LA INMORTALIDAD
“Las cosas brillantes siempre salen de
repente, como la geometría de una flor” canta Gustavo Cerati en su último
disco, el que grabó antes de salir de gira para siempre. Y es así. Cuando uno menos lo espera, cuando uno
creía haber visto todo, aparece ese
instante mágico, único, irrepetible, que nos hace comprender y atrapar en un
segundo ese concepto que los filósofos durante miles de años no han podido
desentrañar: la idea de la inmortalidad. Yo lo sentí, aunque crean que estoy
loco. Yo sentí el viernes en el coliseo de la Avenida, que el alma se me
despegaba del cuerpo y alcanzaba el Olimpo de los dioses. La inmortalidad.

Datos registrados
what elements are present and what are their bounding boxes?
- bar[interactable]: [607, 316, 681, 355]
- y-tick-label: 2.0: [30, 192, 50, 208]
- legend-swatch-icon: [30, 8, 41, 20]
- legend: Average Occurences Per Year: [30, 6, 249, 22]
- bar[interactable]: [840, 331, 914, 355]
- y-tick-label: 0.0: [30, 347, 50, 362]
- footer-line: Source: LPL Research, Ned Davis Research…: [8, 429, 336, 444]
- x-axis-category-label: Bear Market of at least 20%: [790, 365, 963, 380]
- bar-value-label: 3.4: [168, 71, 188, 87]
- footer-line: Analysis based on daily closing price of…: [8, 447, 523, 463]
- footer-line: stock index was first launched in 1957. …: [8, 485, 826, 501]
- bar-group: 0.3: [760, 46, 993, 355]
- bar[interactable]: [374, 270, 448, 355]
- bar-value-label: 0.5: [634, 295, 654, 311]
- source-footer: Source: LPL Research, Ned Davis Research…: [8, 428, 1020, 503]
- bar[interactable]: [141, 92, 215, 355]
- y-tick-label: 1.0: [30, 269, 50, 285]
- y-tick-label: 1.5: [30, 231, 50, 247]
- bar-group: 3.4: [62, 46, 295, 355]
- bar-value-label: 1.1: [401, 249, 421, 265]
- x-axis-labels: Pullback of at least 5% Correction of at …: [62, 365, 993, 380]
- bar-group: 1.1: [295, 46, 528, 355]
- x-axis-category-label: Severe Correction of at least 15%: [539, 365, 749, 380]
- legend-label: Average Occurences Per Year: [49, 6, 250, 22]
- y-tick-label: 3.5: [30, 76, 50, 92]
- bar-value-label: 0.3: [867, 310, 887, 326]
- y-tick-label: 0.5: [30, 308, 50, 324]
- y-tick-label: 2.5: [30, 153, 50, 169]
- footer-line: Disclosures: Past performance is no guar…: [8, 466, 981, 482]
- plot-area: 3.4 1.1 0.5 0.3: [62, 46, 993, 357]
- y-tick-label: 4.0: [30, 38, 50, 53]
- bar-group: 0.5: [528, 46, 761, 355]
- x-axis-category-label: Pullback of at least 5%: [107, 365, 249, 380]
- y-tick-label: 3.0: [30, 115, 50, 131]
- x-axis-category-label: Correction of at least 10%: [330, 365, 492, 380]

* * *

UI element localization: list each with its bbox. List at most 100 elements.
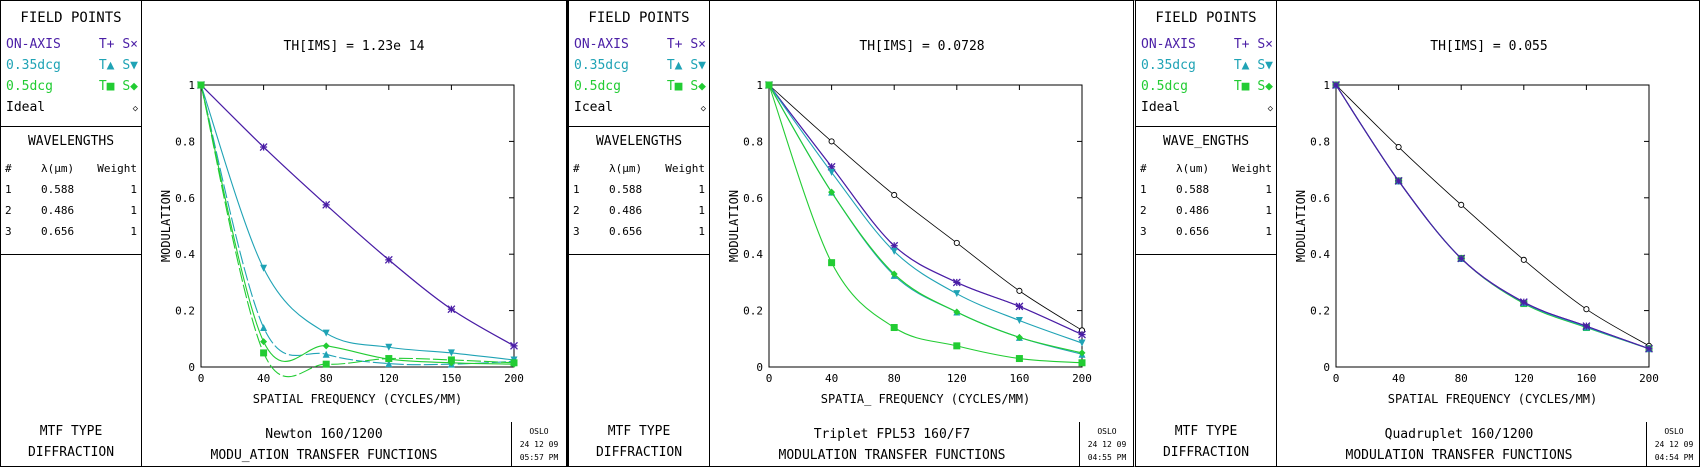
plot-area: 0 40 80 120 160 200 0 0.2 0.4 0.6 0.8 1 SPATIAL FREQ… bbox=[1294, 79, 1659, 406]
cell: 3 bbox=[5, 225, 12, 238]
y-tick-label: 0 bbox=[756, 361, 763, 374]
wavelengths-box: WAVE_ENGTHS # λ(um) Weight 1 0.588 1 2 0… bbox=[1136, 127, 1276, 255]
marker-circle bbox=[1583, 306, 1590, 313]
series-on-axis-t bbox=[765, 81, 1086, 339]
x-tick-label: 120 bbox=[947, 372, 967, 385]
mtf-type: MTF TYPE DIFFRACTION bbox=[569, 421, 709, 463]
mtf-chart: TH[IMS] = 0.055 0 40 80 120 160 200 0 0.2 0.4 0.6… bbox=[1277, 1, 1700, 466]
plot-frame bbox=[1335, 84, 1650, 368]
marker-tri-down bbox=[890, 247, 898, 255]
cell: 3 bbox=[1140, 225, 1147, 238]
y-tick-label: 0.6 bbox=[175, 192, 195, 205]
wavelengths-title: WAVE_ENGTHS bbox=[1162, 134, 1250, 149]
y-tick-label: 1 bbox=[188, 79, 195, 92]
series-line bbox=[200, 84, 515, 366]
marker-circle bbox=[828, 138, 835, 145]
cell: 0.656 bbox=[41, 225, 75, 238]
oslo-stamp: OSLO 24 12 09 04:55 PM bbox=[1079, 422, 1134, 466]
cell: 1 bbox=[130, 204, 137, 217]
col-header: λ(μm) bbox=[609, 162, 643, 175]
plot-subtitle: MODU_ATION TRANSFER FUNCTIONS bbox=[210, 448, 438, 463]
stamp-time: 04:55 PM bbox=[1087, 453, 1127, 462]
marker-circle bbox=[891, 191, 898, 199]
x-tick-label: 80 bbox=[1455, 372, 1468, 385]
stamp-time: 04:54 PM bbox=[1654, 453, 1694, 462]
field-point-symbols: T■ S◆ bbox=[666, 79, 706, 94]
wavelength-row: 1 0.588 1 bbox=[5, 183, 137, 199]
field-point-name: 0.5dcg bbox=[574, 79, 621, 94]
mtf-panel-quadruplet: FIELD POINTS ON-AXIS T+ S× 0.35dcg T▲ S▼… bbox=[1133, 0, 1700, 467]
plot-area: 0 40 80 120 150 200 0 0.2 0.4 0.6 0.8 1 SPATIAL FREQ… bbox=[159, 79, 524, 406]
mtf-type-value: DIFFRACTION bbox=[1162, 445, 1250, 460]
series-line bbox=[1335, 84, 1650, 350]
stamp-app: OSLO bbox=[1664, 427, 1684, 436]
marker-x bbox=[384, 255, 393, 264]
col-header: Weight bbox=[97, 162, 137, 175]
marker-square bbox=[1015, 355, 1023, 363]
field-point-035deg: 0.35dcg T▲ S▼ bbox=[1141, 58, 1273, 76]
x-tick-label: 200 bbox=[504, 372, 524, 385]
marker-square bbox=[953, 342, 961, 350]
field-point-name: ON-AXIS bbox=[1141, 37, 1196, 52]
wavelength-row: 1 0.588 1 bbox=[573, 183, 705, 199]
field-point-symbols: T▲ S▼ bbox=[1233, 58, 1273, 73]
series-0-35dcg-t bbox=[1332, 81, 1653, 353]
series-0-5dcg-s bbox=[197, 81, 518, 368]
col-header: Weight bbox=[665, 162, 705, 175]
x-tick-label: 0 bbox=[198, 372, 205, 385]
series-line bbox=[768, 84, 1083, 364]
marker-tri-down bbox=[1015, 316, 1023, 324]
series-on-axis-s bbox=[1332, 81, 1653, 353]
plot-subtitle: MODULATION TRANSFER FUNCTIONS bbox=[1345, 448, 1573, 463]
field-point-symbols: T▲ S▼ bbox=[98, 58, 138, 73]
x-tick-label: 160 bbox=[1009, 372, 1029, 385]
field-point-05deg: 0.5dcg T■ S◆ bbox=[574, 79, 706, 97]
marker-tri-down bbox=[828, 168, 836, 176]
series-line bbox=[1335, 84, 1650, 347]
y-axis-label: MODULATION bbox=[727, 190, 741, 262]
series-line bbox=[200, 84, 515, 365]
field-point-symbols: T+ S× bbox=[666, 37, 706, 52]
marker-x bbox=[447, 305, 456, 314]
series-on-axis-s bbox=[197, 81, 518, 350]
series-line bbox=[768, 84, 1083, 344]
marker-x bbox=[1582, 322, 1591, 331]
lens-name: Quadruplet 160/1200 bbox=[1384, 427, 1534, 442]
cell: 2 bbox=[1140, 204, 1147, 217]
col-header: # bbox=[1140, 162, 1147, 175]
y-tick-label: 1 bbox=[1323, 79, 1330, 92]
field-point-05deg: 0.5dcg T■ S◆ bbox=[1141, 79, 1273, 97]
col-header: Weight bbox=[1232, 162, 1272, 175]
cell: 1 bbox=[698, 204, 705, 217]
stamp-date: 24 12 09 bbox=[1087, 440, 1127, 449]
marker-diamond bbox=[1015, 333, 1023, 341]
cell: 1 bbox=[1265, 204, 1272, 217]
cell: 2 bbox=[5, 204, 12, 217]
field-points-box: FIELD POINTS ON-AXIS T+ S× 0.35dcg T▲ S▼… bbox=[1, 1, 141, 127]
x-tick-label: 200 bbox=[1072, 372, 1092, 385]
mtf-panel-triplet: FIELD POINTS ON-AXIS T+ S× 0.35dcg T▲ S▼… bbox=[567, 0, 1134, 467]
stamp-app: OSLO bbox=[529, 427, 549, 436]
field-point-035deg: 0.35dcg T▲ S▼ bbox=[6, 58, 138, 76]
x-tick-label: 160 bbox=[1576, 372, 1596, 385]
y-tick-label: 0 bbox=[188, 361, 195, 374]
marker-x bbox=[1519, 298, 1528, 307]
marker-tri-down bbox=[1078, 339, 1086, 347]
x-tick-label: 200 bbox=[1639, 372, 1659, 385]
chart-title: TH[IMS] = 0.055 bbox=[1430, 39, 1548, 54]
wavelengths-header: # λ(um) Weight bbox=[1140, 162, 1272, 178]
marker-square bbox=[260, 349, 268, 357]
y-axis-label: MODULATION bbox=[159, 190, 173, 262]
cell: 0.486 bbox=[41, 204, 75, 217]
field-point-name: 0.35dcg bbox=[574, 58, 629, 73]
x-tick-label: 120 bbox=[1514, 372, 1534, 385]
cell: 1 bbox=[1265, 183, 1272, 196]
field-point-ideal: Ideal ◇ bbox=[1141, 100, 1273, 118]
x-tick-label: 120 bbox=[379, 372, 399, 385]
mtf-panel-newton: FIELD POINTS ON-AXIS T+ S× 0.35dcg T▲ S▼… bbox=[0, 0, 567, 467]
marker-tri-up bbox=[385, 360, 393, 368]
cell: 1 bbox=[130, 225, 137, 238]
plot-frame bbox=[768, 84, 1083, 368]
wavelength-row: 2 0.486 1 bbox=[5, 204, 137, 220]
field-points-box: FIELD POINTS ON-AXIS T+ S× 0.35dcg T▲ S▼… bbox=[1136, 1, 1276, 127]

---

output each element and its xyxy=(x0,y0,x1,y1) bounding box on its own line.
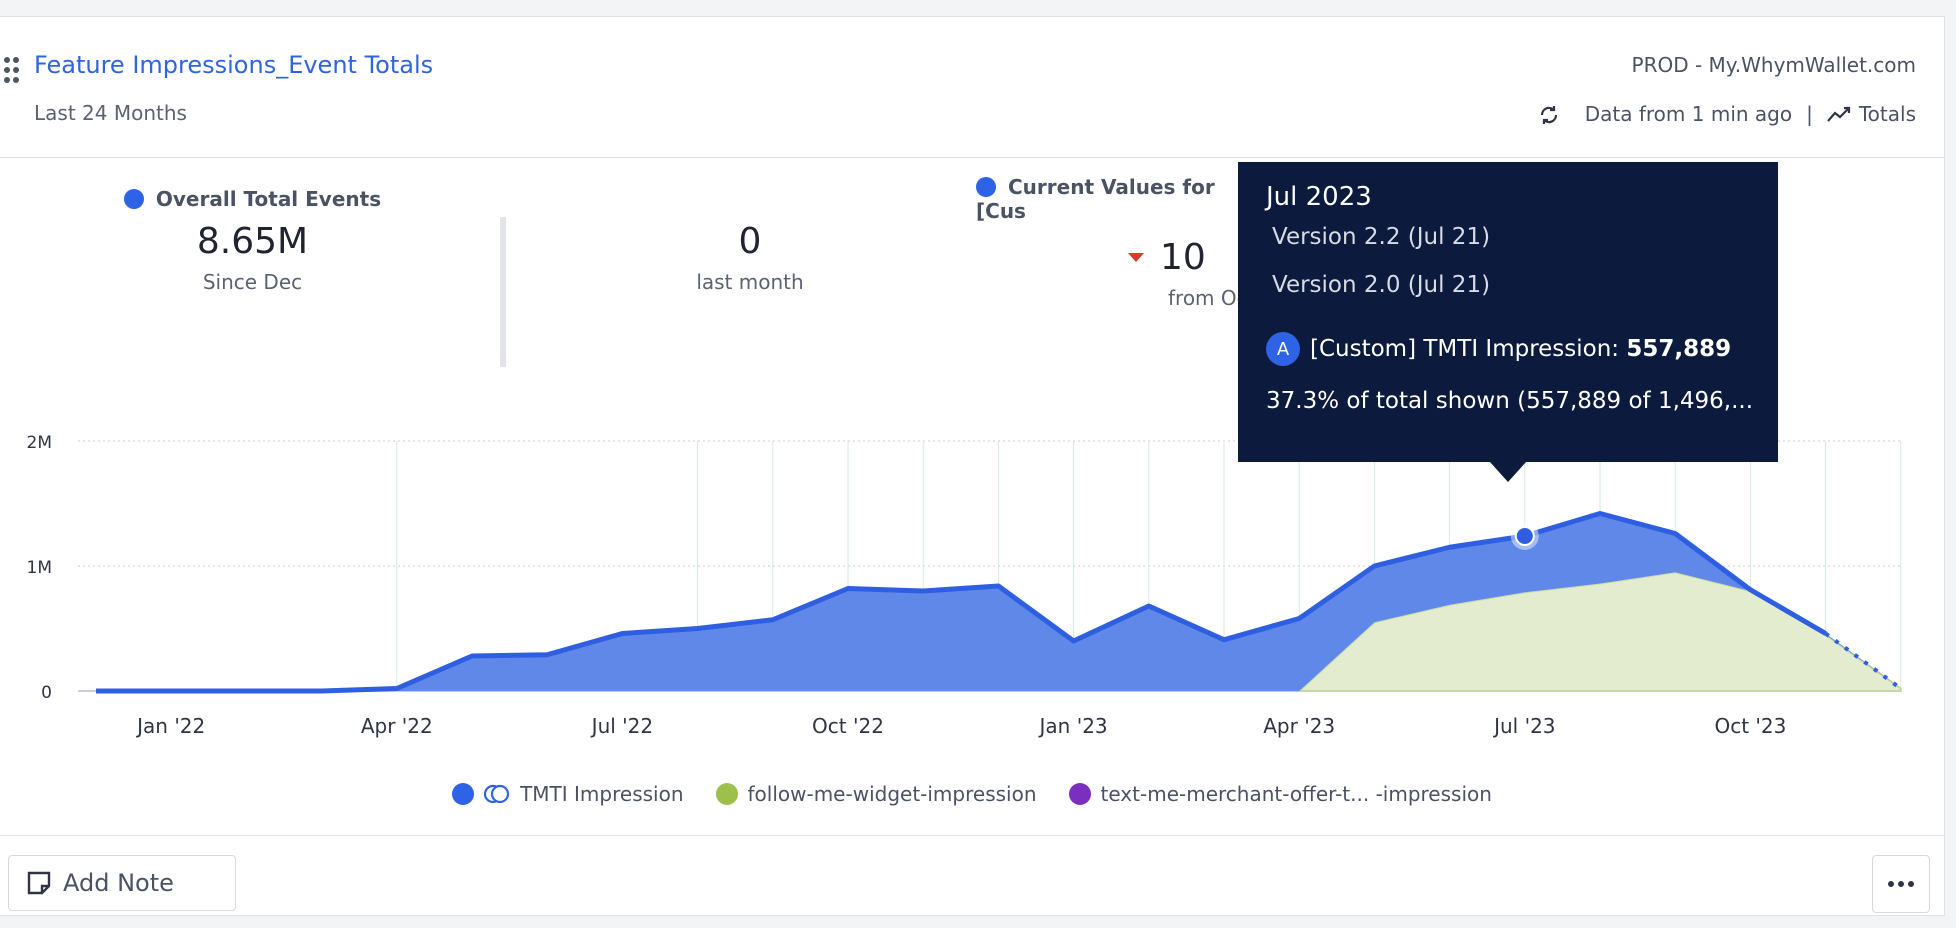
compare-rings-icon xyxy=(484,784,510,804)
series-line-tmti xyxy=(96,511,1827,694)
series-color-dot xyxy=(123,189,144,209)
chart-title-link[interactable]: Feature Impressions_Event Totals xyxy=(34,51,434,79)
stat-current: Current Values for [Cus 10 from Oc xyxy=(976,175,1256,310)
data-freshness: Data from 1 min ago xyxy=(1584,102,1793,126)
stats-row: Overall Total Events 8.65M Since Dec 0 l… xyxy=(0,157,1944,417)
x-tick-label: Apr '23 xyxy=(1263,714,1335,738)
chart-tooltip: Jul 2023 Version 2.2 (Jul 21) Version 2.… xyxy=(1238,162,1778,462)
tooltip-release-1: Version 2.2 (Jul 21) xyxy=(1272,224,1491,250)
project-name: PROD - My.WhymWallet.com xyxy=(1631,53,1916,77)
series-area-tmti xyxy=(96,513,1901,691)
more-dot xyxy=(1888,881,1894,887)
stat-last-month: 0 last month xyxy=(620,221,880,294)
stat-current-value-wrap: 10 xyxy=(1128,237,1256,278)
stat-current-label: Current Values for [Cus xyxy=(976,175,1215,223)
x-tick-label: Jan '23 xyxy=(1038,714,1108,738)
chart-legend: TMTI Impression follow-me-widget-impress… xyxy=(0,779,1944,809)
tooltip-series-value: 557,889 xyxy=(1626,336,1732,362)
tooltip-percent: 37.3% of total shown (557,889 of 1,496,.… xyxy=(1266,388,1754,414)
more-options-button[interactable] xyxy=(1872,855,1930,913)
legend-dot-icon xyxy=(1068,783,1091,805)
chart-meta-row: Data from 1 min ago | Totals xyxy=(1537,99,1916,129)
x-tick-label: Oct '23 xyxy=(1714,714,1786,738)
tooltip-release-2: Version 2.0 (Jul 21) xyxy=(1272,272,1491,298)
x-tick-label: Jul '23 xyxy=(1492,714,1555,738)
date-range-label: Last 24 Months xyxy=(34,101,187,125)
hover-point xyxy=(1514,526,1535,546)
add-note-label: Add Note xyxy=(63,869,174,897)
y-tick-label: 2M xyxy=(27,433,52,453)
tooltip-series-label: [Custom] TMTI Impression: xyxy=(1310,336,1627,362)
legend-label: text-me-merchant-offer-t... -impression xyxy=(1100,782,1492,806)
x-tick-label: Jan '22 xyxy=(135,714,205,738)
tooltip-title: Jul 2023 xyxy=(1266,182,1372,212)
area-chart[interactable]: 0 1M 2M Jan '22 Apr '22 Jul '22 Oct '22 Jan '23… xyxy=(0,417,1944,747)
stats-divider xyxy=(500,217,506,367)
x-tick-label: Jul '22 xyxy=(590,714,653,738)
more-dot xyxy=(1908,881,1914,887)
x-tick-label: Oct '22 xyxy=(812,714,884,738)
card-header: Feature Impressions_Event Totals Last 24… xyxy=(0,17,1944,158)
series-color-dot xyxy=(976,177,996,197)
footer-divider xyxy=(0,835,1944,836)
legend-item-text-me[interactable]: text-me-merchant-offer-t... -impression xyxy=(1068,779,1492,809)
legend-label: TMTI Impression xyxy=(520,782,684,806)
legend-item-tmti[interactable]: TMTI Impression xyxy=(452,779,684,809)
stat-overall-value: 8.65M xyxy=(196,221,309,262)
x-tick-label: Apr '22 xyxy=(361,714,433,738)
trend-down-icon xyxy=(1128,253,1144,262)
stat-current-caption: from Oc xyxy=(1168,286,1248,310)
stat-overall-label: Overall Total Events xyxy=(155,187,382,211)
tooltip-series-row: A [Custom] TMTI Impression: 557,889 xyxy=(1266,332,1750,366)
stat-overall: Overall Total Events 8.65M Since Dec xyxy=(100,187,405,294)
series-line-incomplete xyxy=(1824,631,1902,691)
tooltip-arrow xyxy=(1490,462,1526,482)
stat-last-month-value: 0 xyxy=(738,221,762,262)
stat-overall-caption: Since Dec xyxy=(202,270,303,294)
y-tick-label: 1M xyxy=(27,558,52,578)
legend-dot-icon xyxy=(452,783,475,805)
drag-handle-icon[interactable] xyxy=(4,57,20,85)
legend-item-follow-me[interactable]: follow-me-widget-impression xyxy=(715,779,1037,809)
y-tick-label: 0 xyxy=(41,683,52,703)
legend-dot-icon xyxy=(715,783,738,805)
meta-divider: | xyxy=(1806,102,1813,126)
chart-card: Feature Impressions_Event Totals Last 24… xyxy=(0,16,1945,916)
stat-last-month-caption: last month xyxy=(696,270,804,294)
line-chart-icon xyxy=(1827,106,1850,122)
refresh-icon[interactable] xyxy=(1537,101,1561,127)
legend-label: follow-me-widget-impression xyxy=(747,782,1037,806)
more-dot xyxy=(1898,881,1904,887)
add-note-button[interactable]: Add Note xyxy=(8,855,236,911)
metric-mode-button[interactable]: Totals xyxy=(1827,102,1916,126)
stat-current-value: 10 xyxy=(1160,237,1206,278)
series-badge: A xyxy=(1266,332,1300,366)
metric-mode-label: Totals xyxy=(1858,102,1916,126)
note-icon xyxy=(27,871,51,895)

◆ INSTRUCCIONES ◆
Enumera todos los adjetivos que el texto sobre la inmortalidad aplica a la palabra «instante».

◆ TAREA RESUELTA ◆
mágico, único, irrepetible